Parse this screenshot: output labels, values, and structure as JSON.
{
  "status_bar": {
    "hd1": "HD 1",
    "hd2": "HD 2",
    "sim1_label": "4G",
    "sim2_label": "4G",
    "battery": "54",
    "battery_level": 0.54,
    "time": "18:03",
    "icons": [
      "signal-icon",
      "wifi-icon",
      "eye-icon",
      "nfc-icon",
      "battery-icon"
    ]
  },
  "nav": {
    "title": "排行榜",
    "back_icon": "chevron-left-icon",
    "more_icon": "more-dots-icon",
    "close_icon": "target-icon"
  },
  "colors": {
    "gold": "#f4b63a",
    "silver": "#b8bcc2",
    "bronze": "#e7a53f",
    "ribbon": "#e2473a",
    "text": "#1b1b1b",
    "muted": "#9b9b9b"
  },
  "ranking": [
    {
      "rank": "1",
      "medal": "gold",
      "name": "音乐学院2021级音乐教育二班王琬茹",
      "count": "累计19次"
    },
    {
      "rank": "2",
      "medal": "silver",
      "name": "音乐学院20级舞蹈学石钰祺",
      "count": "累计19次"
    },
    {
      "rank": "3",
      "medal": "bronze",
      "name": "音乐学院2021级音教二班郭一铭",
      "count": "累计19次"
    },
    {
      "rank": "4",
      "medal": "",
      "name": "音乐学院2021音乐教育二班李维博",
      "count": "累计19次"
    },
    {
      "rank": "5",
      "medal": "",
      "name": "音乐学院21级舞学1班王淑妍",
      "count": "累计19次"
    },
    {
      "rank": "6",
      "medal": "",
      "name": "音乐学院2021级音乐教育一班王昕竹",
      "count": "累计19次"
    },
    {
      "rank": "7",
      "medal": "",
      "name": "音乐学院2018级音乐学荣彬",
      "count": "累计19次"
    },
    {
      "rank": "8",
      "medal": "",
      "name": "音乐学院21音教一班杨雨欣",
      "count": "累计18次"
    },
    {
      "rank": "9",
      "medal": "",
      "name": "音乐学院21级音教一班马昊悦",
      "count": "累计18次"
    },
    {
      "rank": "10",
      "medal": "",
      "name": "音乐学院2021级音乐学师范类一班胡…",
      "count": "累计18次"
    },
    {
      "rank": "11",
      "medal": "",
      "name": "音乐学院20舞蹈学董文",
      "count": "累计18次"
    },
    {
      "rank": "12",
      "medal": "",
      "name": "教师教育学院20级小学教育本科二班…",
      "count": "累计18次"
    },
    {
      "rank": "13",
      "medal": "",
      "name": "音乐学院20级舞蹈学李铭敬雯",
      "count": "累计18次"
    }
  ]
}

### [Given problem]
Output the listing above word for word.

### [Expected answer]
Parse this screenshot: output labels, values, and structure as JSON.
{
  "status_bar": {
    "hd1": "HD 1",
    "hd2": "HD 2",
    "sim1_label": "4G",
    "sim2_label": "4G",
    "battery": "54",
    "battery_level": 0.54,
    "time": "18:03",
    "icons": [
      "signal-icon",
      "wifi-icon",
      "eye-icon",
      "nfc-icon",
      "battery-icon"
    ]
  },
  "nav": {
    "title": "排行榜",
    "back_icon": "chevron-left-icon",
    "more_icon": "more-dots-icon",
    "close_icon": "target-icon"
  },
  "colors": {
    "gold": "#f4b63a",
    "silver": "#b8bcc2",
    "bronze": "#e7a53f",
    "ribbon": "#e2473a",
    "text": "#1b1b1b",
    "muted": "#9b9b9b"
  },
  "ranking": [
    {
      "rank": "1",
      "medal": "gold",
      "name": "音乐学院2021级音乐教育二班王琬茹",
      "count": "累计19次"
    },
    {
      "rank": "2",
      "medal": "silver",
      "name": "音乐学院20级舞蹈学石钰祺",
      "count": "累计19次"
    },
    {
      "rank": "3",
      "medal": "bronze",
      "name": "音乐学院2021级音教二班郭一铭",
      "count": "累计19次"
    },
    {
      "rank": "4",
      "medal": "",
      "name": "音乐学院2021音乐教育二班李维博",
      "count": "累计19次"
    },
    {
      "rank": "5",
      "medal": "",
      "name": "音乐学院21级舞学1班王淑妍",
      "count": "累计19次"
    },
    {
      "rank": "6",
      "medal": "",
      "name": "音乐学院2021级音乐教育一班王昕竹",
      "count": "累计19次"
    },
    {
      "rank": "7",
      "medal": "",
      "name": "音乐学院2018级音乐学荣彬",
      "count": "累计19次"
    },
    {
      "rank": "8",
      "medal": "",
      "name": "音乐学院21音教一班杨雨欣",
      "count": "累计18次"
    },
    {
      "rank": "9",
      "medal": "",
      "name": "音乐学院21级音教一班马昊悦",
      "count": "累计18次"
    },
    {
      "rank": "10",
      "medal": "",
      "name": "音乐学院2021级音乐学师范类一班胡…",
      "count": "累计18次"
    },
    {
      "rank": "11",
      "medal": "",
      "name": "音乐学院20舞蹈学董文",
      "count": "累计18次"
    },
    {
      "rank": "12",
      "medal": "",
      "name": "教师教育学院20级小学教育本科二班…",
      "count": "累计18次"
    },
    {
      "rank": "13",
      "medal": "",
      "name": "音乐学院20级舞蹈学李铭敬雯",
      "count": "累计18次"
    }
  ]
}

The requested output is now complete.